Task goal: Transcribe the listing that follows in full, omitting pictures.

>> Begin Records for the exercise

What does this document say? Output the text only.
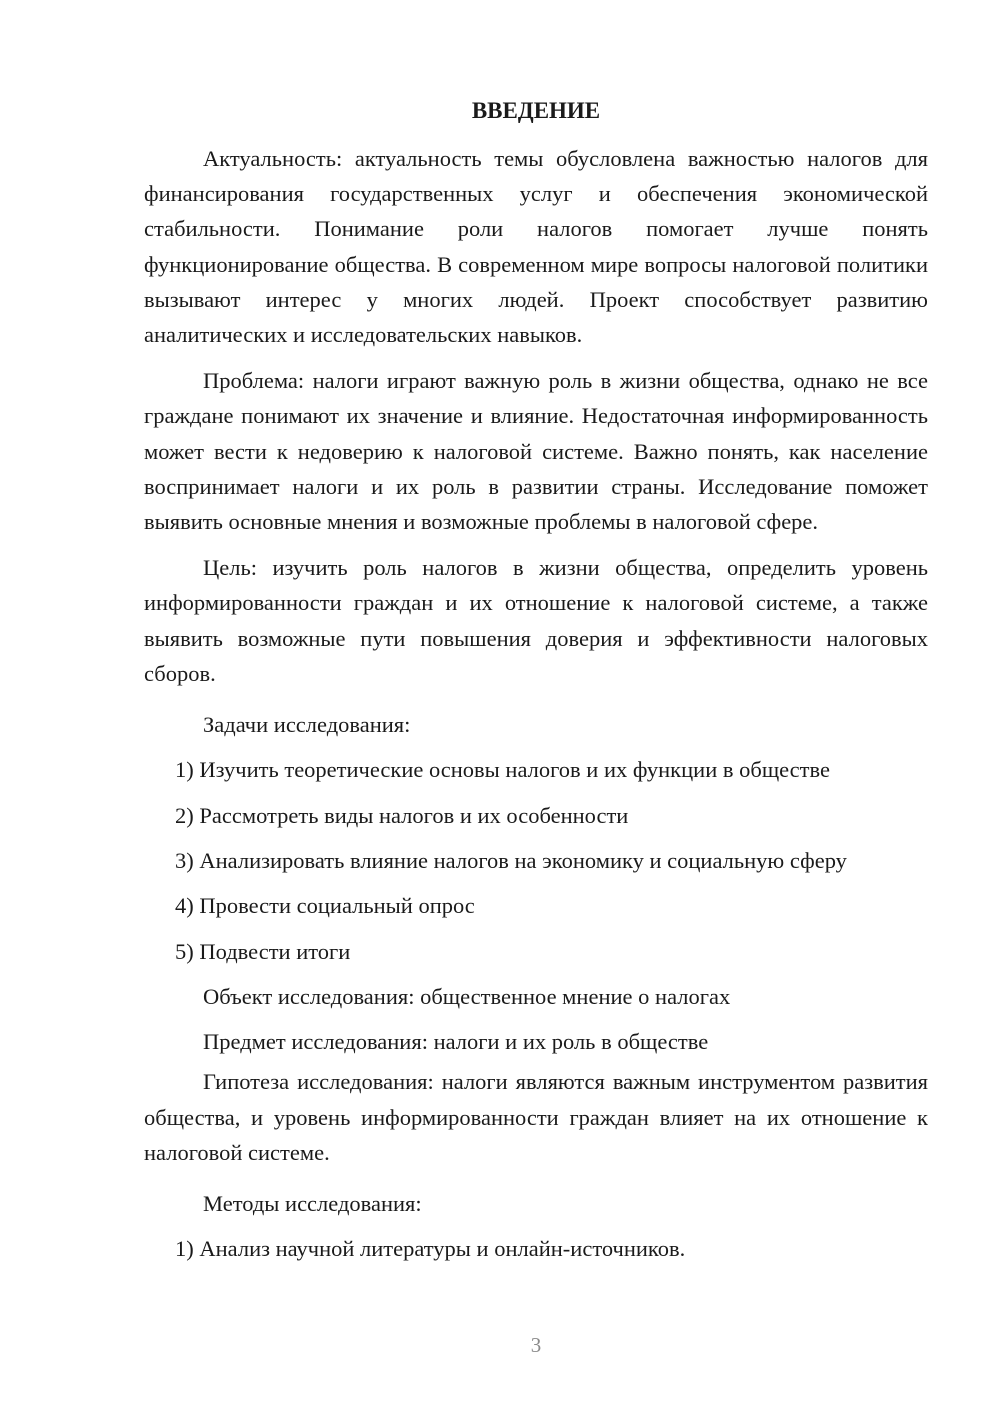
ВВЕДЕНИЕ

Актуальность: актуальность темы обусловлена важностью налогов для финансирования государственных услуг и обеспечения экономической стабильности. Понимание роли налогов помогает лучше понять функционирование общества. В современном мире вопросы налоговой политики вызывают интерес у многих людей. Проект способствует развитию аналитических и исследовательских навыков.

Проблема: налоги играют важную роль в жизни общества, однако не все граждане понимают их значение и влияние. Недостаточная информированность может вести к недоверию к налоговой системе. Важно понять, как население воспринимает налоги и их роль в развитии страны. Исследование поможет выявить основные мнения и возможные проблемы в налоговой сфере.

Цель: изучить роль налогов в жизни общества, определить уровень информированности граждан и их отношение к налоговой системе, а также выявить возможные пути повышения доверия и эффективности налоговых сборов.

Задачи исследования:
1) Изучить теоретические основы налогов и их функции в обществе
2) Рассмотреть виды налогов и их особенности
3) Анализировать влияние налогов на экономику и социальную сферу
4) Провести социальный опрос
5) Подвести итоги
Объект исследования: общественное мнение о налогах
Предмет исследования: налоги и их роль в обществе

Гипотеза исследования: налоги являются важным инструментом развития общества, и уровень информированности граждан влияет на их отношение к налоговой системе.

Методы исследования:
1) Анализ научной литературы и онлайн-источников.
3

>> End Records for the exercise

Result of the task:
What does this document say? Output the text only.
ВВЕДЕНИЕ

Актуальность: актуальность темы обусловлена важностью налогов для финансирования государственных услуг и обеспечения экономической стабильности. Понимание роли налогов помогает лучше понять функционирование общества. В современном мире вопросы налоговой политики вызывают интерес у многих людей. Проект способствует развитию аналитических и исследовательских навыков.

Проблема: налоги играют важную роль в жизни общества, однако не все граждане понимают их значение и влияние. Недостаточная информированность может вести к недоверию к налоговой системе. Важно понять, как население воспринимает налоги и их роль в развитии страны. Исследование поможет выявить основные мнения и возможные проблемы в налоговой сфере.

Цель: изучить роль налогов в жизни общества, определить уровень информированности граждан и их отношение к налоговой системе, а также выявить возможные пути повышения доверия и эффективности налоговых сборов.

Задачи исследования:
1) Изучить теоретические основы налогов и их функции в обществе
2) Рассмотреть виды налогов и их особенности
3) Анализировать влияние налогов на экономику и социальную сферу
4) Провести социальный опрос
5) Подвести итоги
Объект исследования: общественное мнение о налогах
Предмет исследования: налоги и их роль в обществе

Гипотеза исследования: налоги являются важным инструментом развития общества, и уровень информированности граждан влияет на их отношение к налоговой системе.

Методы исследования:
1) Анализ научной литературы и онлайн-источников.
3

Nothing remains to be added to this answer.